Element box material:
+===+

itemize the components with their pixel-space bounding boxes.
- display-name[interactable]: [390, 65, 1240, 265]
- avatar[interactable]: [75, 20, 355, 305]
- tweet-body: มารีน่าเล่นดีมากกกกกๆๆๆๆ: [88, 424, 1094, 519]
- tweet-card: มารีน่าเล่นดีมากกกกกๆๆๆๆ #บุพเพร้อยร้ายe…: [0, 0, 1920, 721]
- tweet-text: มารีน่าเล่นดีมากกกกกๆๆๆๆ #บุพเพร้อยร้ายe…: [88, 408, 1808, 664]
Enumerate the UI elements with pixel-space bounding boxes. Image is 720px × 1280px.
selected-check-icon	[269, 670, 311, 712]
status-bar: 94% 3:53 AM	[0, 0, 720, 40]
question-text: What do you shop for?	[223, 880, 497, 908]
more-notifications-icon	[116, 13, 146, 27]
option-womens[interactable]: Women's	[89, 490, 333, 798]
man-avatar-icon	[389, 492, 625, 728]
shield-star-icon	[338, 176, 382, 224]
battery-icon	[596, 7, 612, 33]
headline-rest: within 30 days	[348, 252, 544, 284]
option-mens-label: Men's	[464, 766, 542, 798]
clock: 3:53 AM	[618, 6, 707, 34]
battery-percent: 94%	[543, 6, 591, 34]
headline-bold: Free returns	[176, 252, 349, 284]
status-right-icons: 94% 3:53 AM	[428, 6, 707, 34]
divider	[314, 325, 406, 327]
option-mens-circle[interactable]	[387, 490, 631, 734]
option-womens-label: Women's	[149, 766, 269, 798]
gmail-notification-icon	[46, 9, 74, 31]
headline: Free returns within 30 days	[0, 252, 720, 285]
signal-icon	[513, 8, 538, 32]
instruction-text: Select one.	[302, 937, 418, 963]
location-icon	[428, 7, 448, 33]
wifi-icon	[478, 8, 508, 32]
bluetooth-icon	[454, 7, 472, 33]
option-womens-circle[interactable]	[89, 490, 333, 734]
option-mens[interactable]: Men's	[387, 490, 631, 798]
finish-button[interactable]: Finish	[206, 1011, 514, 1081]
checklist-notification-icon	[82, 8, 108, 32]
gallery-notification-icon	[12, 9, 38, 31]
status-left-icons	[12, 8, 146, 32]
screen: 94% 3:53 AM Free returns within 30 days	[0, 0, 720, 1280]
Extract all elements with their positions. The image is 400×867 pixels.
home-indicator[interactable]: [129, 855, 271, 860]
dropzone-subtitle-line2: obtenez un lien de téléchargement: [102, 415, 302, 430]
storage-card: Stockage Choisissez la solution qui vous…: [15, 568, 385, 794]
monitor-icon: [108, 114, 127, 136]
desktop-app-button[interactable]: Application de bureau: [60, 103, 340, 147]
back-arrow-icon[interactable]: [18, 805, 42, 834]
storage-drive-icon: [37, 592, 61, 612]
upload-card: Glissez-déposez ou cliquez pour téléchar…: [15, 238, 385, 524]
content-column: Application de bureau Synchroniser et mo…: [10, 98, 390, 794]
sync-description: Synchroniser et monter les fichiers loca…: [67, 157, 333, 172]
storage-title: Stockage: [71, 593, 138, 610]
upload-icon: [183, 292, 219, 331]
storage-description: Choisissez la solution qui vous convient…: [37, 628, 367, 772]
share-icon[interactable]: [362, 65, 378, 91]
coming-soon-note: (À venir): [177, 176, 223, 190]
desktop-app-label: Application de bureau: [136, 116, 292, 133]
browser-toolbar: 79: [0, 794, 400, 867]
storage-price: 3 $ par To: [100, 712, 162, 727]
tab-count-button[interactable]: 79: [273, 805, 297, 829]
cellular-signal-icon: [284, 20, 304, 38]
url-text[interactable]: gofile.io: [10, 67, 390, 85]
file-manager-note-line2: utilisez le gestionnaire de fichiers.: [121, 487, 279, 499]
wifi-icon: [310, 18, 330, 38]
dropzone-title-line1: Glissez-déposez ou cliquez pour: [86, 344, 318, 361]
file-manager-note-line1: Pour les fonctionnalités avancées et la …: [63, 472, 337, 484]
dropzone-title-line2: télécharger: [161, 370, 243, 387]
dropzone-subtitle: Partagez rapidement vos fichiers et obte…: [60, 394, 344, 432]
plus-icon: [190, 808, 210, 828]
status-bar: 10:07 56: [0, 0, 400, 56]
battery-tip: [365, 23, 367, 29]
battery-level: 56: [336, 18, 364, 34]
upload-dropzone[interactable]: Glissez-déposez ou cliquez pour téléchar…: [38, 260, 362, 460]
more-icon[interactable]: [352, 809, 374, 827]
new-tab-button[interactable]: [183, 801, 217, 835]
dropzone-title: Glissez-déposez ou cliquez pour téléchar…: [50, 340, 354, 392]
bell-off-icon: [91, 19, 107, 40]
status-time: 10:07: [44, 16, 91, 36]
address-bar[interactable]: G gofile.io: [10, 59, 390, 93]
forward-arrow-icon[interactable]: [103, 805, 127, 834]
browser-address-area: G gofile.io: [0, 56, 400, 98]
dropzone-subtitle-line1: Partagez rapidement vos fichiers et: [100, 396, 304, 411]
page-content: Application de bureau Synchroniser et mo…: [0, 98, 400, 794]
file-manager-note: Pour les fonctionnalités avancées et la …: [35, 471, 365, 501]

+===+

● **Work instructions**
Extract every line of the material above that contains the string "wifi".

● **Completed exercise**
wifi-icon	[478, 8, 508, 32]
wifi-icon: [310, 18, 330, 38]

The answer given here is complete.